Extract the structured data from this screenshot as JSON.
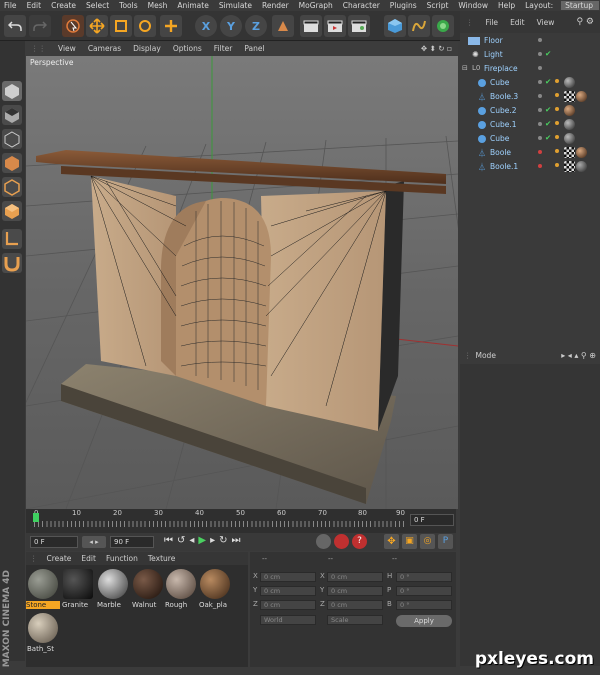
{
  "menu": {
    "items": [
      "File",
      "Edit",
      "Create",
      "Select",
      "Tools",
      "Mesh",
      "Animate",
      "Simulate",
      "Render",
      "MoGraph",
      "Character",
      "Plugins",
      "Script",
      "Window",
      "Help"
    ],
    "layout_label": "Layout:",
    "layout_value": "Startup"
  },
  "toolbar": {
    "axis_x": "X",
    "axis_y": "Y",
    "axis_z": "Z"
  },
  "viewport": {
    "menu": [
      "View",
      "Cameras",
      "Display",
      "Options",
      "Filter",
      "Panel"
    ],
    "label": "Perspective"
  },
  "timeline": {
    "ticks": [
      "0",
      "10",
      "20",
      "30",
      "40",
      "50",
      "60",
      "70",
      "80",
      "90"
    ],
    "current_frame": "0 F",
    "start_frame": "0 F",
    "end_frame": "90 F"
  },
  "object_manager": {
    "menu": [
      "File",
      "Edit",
      "View"
    ],
    "objects": [
      {
        "name": "Floor"
      },
      {
        "name": "Light"
      },
      {
        "name": "Fireplace"
      },
      {
        "name": "Cube"
      },
      {
        "name": "Boole.3"
      },
      {
        "name": "Cube.2"
      },
      {
        "name": "Cube.1"
      },
      {
        "name": "Cube"
      },
      {
        "name": "Boole"
      },
      {
        "name": "Boole.1"
      }
    ]
  },
  "attributes": {
    "mode_label": "Mode"
  },
  "material_manager": {
    "menu": [
      "Create",
      "Edit",
      "Function",
      "Texture"
    ],
    "materials": [
      {
        "label": "Stone",
        "color": "#6a6d64"
      },
      {
        "label": "Granite",
        "color": "#1c1c1c"
      },
      {
        "label": "Marble",
        "color": "#8a8a8a"
      },
      {
        "label": "Walnut",
        "color": "#3a2418"
      },
      {
        "label": "Rough",
        "color": "#8c7a6e"
      },
      {
        "label": "Oak_pla",
        "color": "#7a5a3c"
      },
      {
        "label": "Bath_St",
        "color": "#a39888"
      }
    ]
  },
  "coordinates": {
    "dash1": "--",
    "dash2": "--",
    "dash3": "--",
    "rows": [
      {
        "a": "X",
        "av": "0 cm",
        "b": "X",
        "bv": "0 cm",
        "c": "H",
        "cv": "0 °"
      },
      {
        "a": "Y",
        "av": "0 cm",
        "b": "Y",
        "bv": "0 cm",
        "c": "P",
        "cv": "0 °"
      },
      {
        "a": "Z",
        "av": "0 cm",
        "b": "Z",
        "bv": "0 cm",
        "c": "B",
        "cv": "0 °"
      }
    ],
    "world": "World",
    "scale": "Scale",
    "apply": "Apply"
  },
  "brand": {
    "vertical": "MAXON CINEMA 4D",
    "watermark": "pxleyes.com"
  },
  "colors": {
    "accent_orange": "#f5a623",
    "selection_blue": "#9fd2ff"
  }
}
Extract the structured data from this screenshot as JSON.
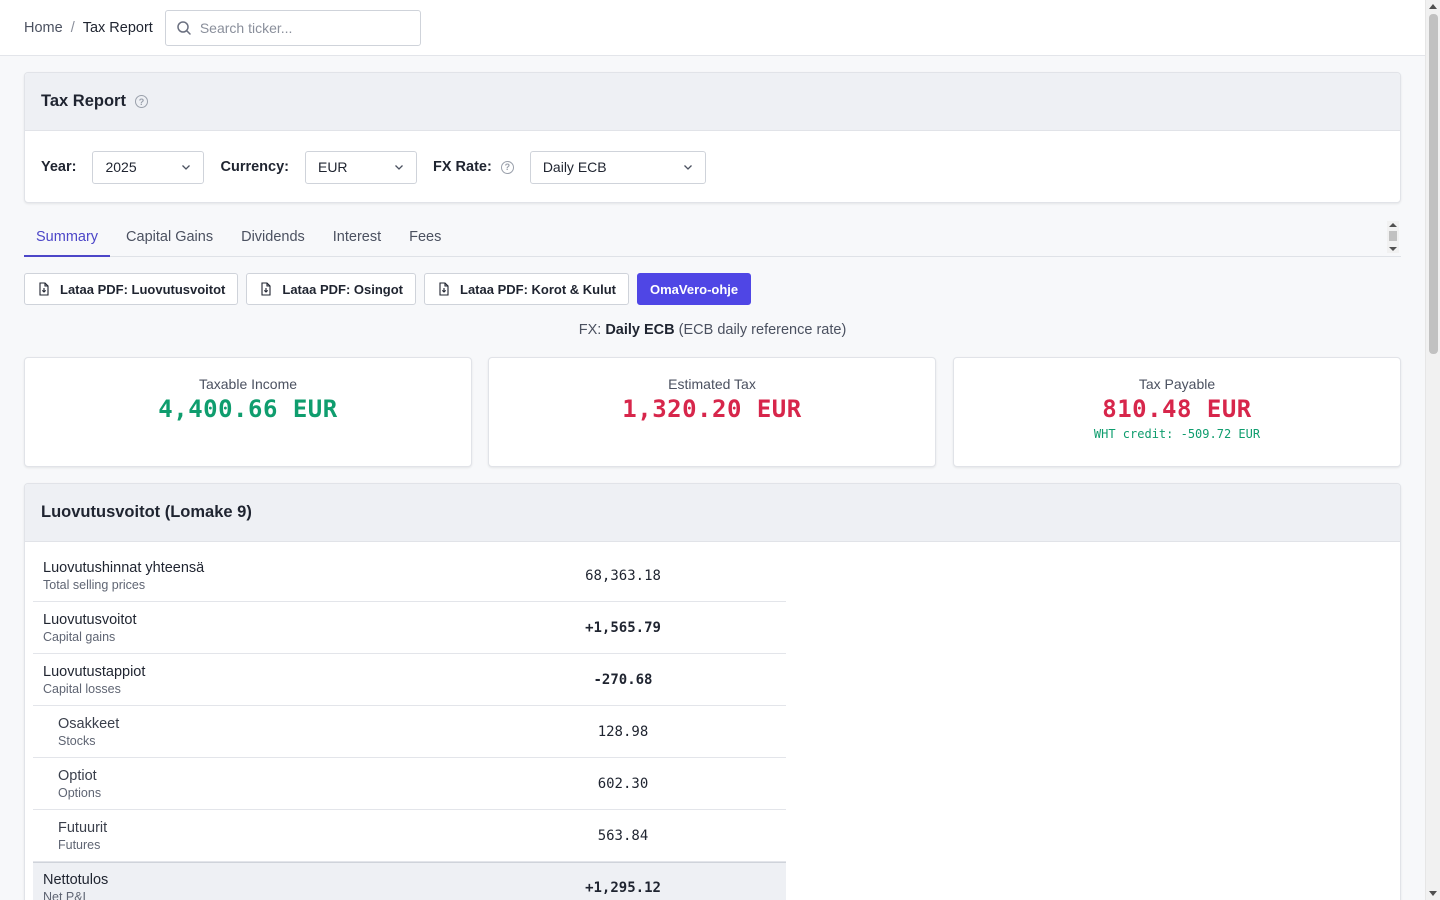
{
  "breadcrumb": {
    "home": "Home",
    "separator": "/",
    "current": "Tax Report"
  },
  "search": {
    "placeholder": "Search ticker..."
  },
  "report": {
    "title": "Tax Report",
    "help": "?",
    "filters": {
      "year_label": "Year:",
      "year_value": "2025",
      "currency_label": "Currency:",
      "currency_value": "EUR",
      "fx_label": "FX Rate:",
      "fx_value": "Daily ECB"
    }
  },
  "tabs": [
    "Summary",
    "Capital Gains",
    "Dividends",
    "Interest",
    "Fees"
  ],
  "buttons": {
    "pdf_gains": "Lataa PDF: Luovutusvoitot",
    "pdf_dividends": "Lataa PDF: Osingot",
    "pdf_interest": "Lataa PDF: Korot & Kulut",
    "omavero": "OmaVero-ohje"
  },
  "fx_note": {
    "prefix": "FX:",
    "method": "Daily ECB",
    "desc": "(ECB daily reference rate)"
  },
  "summary": {
    "taxable_income_label": "Taxable Income",
    "taxable_income_value": "4,400.66 EUR",
    "estimated_tax_label": "Estimated Tax",
    "estimated_tax_value": "1,320.20 EUR",
    "tax_payable_label": "Tax Payable",
    "tax_payable_value": "810.48 EUR",
    "wht_credit": "WHT credit: -509.72 EUR"
  },
  "colors": {
    "accent": "#4f46e5",
    "positive": "#0f9d6e",
    "negative": "#d7264b"
  },
  "luovutusvoitot": {
    "title": "Luovutusvoitot (Lomake 9)",
    "rows": [
      {
        "fi": "Luovutushinnat yhteensä",
        "en": "Total selling prices",
        "amount": "68,363.18"
      },
      {
        "fi": "Luovutusvoitot",
        "en": "Capital gains",
        "amount": "+1,565.79"
      },
      {
        "fi": "Luovutustappiot",
        "en": "Capital losses",
        "amount": "-270.68"
      },
      {
        "fi": "Osakkeet",
        "en": "Stocks",
        "amount": "128.98"
      },
      {
        "fi": "Optiot",
        "en": "Options",
        "amount": "602.30"
      },
      {
        "fi": "Futuurit",
        "en": "Futures",
        "amount": "563.84"
      },
      {
        "fi": "Nettotulos",
        "en": "Net P&L",
        "amount": "+1,295.12"
      }
    ]
  }
}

::::::

■ WHAT NEEDS TO BE DONE
Copy out all of the data word for word. Do not carry over any picture.

■ RESULT OF THE TASK
Extract the structured data from this screenshot as JSON.
{
  "menu": {
    "items": [
      "File",
      "Edit",
      "Create",
      "Select",
      "Tools",
      "Mesh",
      "Animate",
      "Simulate",
      "Render",
      "MoGraph",
      "Character",
      "Plugins",
      "Script",
      "Window",
      "Help"
    ],
    "layout_label": "Layout:",
    "layout_value": "Startup"
  },
  "toolbar": {
    "axis_x": "X",
    "axis_y": "Y",
    "axis_z": "Z"
  },
  "viewport": {
    "menu": [
      "View",
      "Cameras",
      "Display",
      "Options",
      "Filter",
      "Panel"
    ],
    "label": "Perspective"
  },
  "timeline": {
    "ticks": [
      "0",
      "10",
      "20",
      "30",
      "40",
      "50",
      "60",
      "70",
      "80",
      "90"
    ],
    "current_frame": "0 F",
    "start_frame": "0 F",
    "end_frame": "90 F"
  },
  "object_manager": {
    "menu": [
      "File",
      "Edit",
      "View"
    ],
    "objects": [
      {
        "name": "Floor"
      },
      {
        "name": "Light"
      },
      {
        "name": "Fireplace"
      },
      {
        "name": "Cube"
      },
      {
        "name": "Boole.3"
      },
      {
        "name": "Cube.2"
      },
      {
        "name": "Cube.1"
      },
      {
        "name": "Cube"
      },
      {
        "name": "Boole"
      },
      {
        "name": "Boole.1"
      }
    ]
  },
  "attributes": {
    "mode_label": "Mode"
  },
  "material_manager": {
    "menu": [
      "Create",
      "Edit",
      "Function",
      "Texture"
    ],
    "materials": [
      {
        "label": "Stone",
        "color": "#6a6d64"
      },
      {
        "label": "Granite",
        "color": "#1c1c1c"
      },
      {
        "label": "Marble",
        "color": "#8a8a8a"
      },
      {
        "label": "Walnut",
        "color": "#3a2418"
      },
      {
        "label": "Rough",
        "color": "#8c7a6e"
      },
      {
        "label": "Oak_pla",
        "color": "#7a5a3c"
      },
      {
        "label": "Bath_St",
        "color": "#a39888"
      }
    ]
  },
  "coordinates": {
    "dash1": "--",
    "dash2": "--",
    "dash3": "--",
    "rows": [
      {
        "a": "X",
        "av": "0 cm",
        "b": "X",
        "bv": "0 cm",
        "c": "H",
        "cv": "0 °"
      },
      {
        "a": "Y",
        "av": "0 cm",
        "b": "Y",
        "bv": "0 cm",
        "c": "P",
        "cv": "0 °"
      },
      {
        "a": "Z",
        "av": "0 cm",
        "b": "Z",
        "bv": "0 cm",
        "c": "B",
        "cv": "0 °"
      }
    ],
    "world": "World",
    "scale": "Scale",
    "apply": "Apply"
  },
  "brand": {
    "vertical": "MAXON CINEMA 4D",
    "watermark": "pxleyes.com"
  },
  "colors": {
    "accent_orange": "#f5a623",
    "selection_blue": "#9fd2ff"
  }
}
Extract the structured data from this screenshot as JSON.
{
  "breadcrumb": {
    "home": "Home",
    "separator": "/",
    "current": "Tax Report"
  },
  "search": {
    "placeholder": "Search ticker..."
  },
  "report": {
    "title": "Tax Report",
    "help": "?",
    "filters": {
      "year_label": "Year:",
      "year_value": "2025",
      "currency_label": "Currency:",
      "currency_value": "EUR",
      "fx_label": "FX Rate:",
      "fx_value": "Daily ECB"
    }
  },
  "tabs": [
    "Summary",
    "Capital Gains",
    "Dividends",
    "Interest",
    "Fees"
  ],
  "buttons": {
    "pdf_gains": "Lataa PDF: Luovutusvoitot",
    "pdf_dividends": "Lataa PDF: Osingot",
    "pdf_interest": "Lataa PDF: Korot & Kulut",
    "omavero": "OmaVero-ohje"
  },
  "fx_note": {
    "prefix": "FX:",
    "method": "Daily ECB",
    "desc": "(ECB daily reference rate)"
  },
  "summary": {
    "taxable_income_label": "Taxable Income",
    "taxable_income_value": "4,400.66 EUR",
    "estimated_tax_label": "Estimated Tax",
    "estimated_tax_value": "1,320.20 EUR",
    "tax_payable_label": "Tax Payable",
    "tax_payable_value": "810.48 EUR",
    "wht_credit": "WHT credit: -509.72 EUR"
  },
  "colors": {
    "accent": "#4f46e5",
    "positive": "#0f9d6e",
    "negative": "#d7264b"
  },
  "luovutusvoitot": {
    "title": "Luovutusvoitot (Lomake 9)",
    "rows": [
      {
        "fi": "Luovutushinnat yhteensä",
        "en": "Total selling prices",
        "amount": "68,363.18"
      },
      {
        "fi": "Luovutusvoitot",
        "en": "Capital gains",
        "amount": "+1,565.79"
      },
      {
        "fi": "Luovutustappiot",
        "en": "Capital losses",
        "amount": "-270.68"
      },
      {
        "fi": "Osakkeet",
        "en": "Stocks",
        "amount": "128.98"
      },
      {
        "fi": "Optiot",
        "en": "Options",
        "amount": "602.30"
      },
      {
        "fi": "Futuurit",
        "en": "Futures",
        "amount": "563.84"
      },
      {
        "fi": "Nettotulos",
        "en": "Net P&L",
        "amount": "+1,295.12"
      }
    ]
  }
}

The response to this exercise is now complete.